▶ **Brief**
Gather all lines in the entries below that include the word "tabs".

▶ **Supplied records**
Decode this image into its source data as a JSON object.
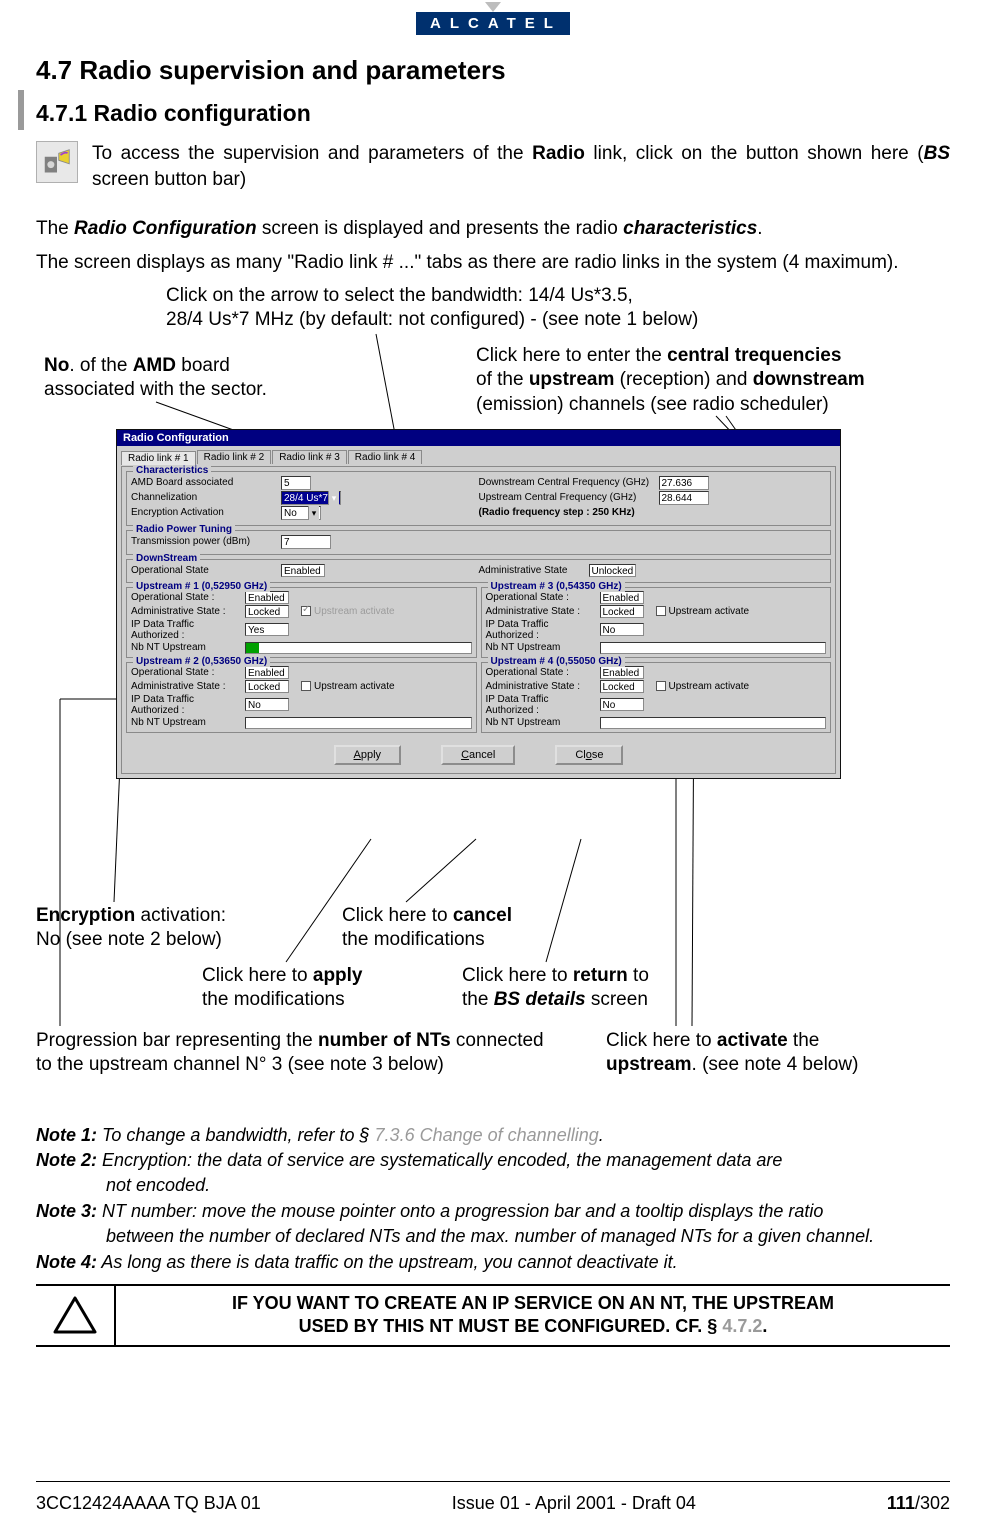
{
  "logo": "ALCATEL",
  "section_heading": "4.7   Radio supervision and parameters",
  "subsection_heading": "4.7.1     Radio configuration",
  "intro_text": "To access the supervision and parameters of the Radio link, click on the button shown here (BS screen button bar)",
  "para1": "The Radio Configuration screen is displayed and presents the radio characteristics.",
  "para2": "The screen displays as many \"Radio link # ...\" tabs as there are radio links in the system (4 maximum).",
  "annotations": {
    "bandwidth_line1": "Click on the arrow to select the bandwidth: 14/4 Us*3.5,",
    "bandwidth_line2": "28/4 Us*7 MHz (by default: not configured) - (see note 1 below)",
    "amd_line1": "No. of the AMD board",
    "amd_line2": "associated with the sector.",
    "freq_line1": "Click here to enter  the central trequencies",
    "freq_line2": "of the upstream (reception) and downstream",
    "freq_line3": "(emission) channels (see radio scheduler)",
    "encryption_line1": "Encryption activation:",
    "encryption_line2": "No (see note 2 below)",
    "cancel_line1": "Click here to cancel",
    "cancel_line2": "the modifications",
    "apply_line1": "Click here to apply",
    "apply_line2": "the modifications",
    "return_line1": "Click here to return to",
    "return_line2": "the BS details screen",
    "prog_line1": "Progression bar representing the number of NTs connected",
    "prog_line2": "to the upstream channel N° 3 (see note 3 below)",
    "activate_line1": "Click here to activate the",
    "activate_line2": "upstream. (see note 4 below)"
  },
  "rc": {
    "title": "Radio Configuration",
    "tabs": [
      "Radio link # 1",
      "Radio link # 2",
      "Radio link # 3",
      "Radio link # 4"
    ],
    "characteristics_title": "Characteristics",
    "amd_label": "AMD Board associated",
    "amd_value": "5",
    "chan_label": "Channelization",
    "chan_value": "28/4 Us*7",
    "enc_label": "Encryption Activation",
    "enc_value": "No",
    "down_freq_label": "Downstream Central Frequency (GHz)",
    "down_freq_value": "27.636",
    "up_freq_label": "Upstream Central Frequency (GHz)",
    "up_freq_value": "28.644",
    "step_label": "(Radio frequency step : 250 KHz)",
    "power_title": "Radio Power Tuning",
    "power_label": "Transmission power (dBm)",
    "power_value": "7",
    "downstream_title": "DownStream",
    "op_state_label": "Operational State",
    "op_state_value": "Enabled",
    "admin_state_label": "Administrative State",
    "admin_state_value": "Unlocked",
    "upstreams": [
      {
        "title": "Upstream # 1 (0,52950 GHz)",
        "op": "Enabled",
        "adm": "Locked",
        "ip": "Yes",
        "nb_fill": 6,
        "chk": true,
        "chk_grey": true
      },
      {
        "title": "Upstream # 2 (0,53650 GHz)",
        "op": "Enabled",
        "adm": "Locked",
        "ip": "No",
        "nb_fill": 0,
        "chk": false,
        "chk_grey": false
      },
      {
        "title": "Upstream # 3 (0,54350 GHz)",
        "op": "Enabled",
        "adm": "Locked",
        "ip": "No",
        "nb_fill": 0,
        "chk": false,
        "chk_grey": false
      },
      {
        "title": "Upstream # 4 (0,55050 GHz)",
        "op": "Enabled",
        "adm": "Locked",
        "ip": "No",
        "nb_fill": 0,
        "chk": false,
        "chk_grey": false
      }
    ],
    "mini_labels": {
      "op": "Operational State :",
      "adm": "Administrative State :",
      "ip": "IP Data Traffic Authorized :",
      "nb": "Nb NT Upstream",
      "chk": "Upstream activate"
    },
    "buttons": {
      "apply": "Apply",
      "cancel": "Cancel",
      "close": "Close"
    }
  },
  "notes": {
    "n1_a": "Note 1:",
    "n1_b": " To change a bandwidth, refer to § ",
    "n1_link": "7.3.6 Change of channelling",
    "n1_c": ".",
    "n2_a": "Note 2:",
    "n2_b": " Encryption: the data of service are systematically encoded, the management data are not encoded.",
    "n3_a": "Note 3:",
    "n3_b": " NT number: move the mouse pointer onto a progression bar and a tooltip displays the ratio between the number of declared NTs and the max. number of managed NTs for a given channel.",
    "n4_a": "Note 4:",
    "n4_b": " As long as there is data traffic on the upstream, you cannot deactivate it."
  },
  "warning": "IF YOU WANT TO CREATE AN IP SERVICE ON AN NT, THE UPSTREAM USED BY THIS NT MUST BE CONFIGURED. CF. § 4.7.2.",
  "footer": {
    "left": "3CC12424AAAA TQ BJA 01",
    "mid": "Issue 01 - April 2001 - Draft 04",
    "page_bold": "111",
    "page_total": "/302"
  },
  "leader_color": "#000000"
}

▶ **Solution**
  "para2": "The screen displays as many \"Radio link # ...\" tabs as there are radio links in the system (4 maximum).",
    "tabs": [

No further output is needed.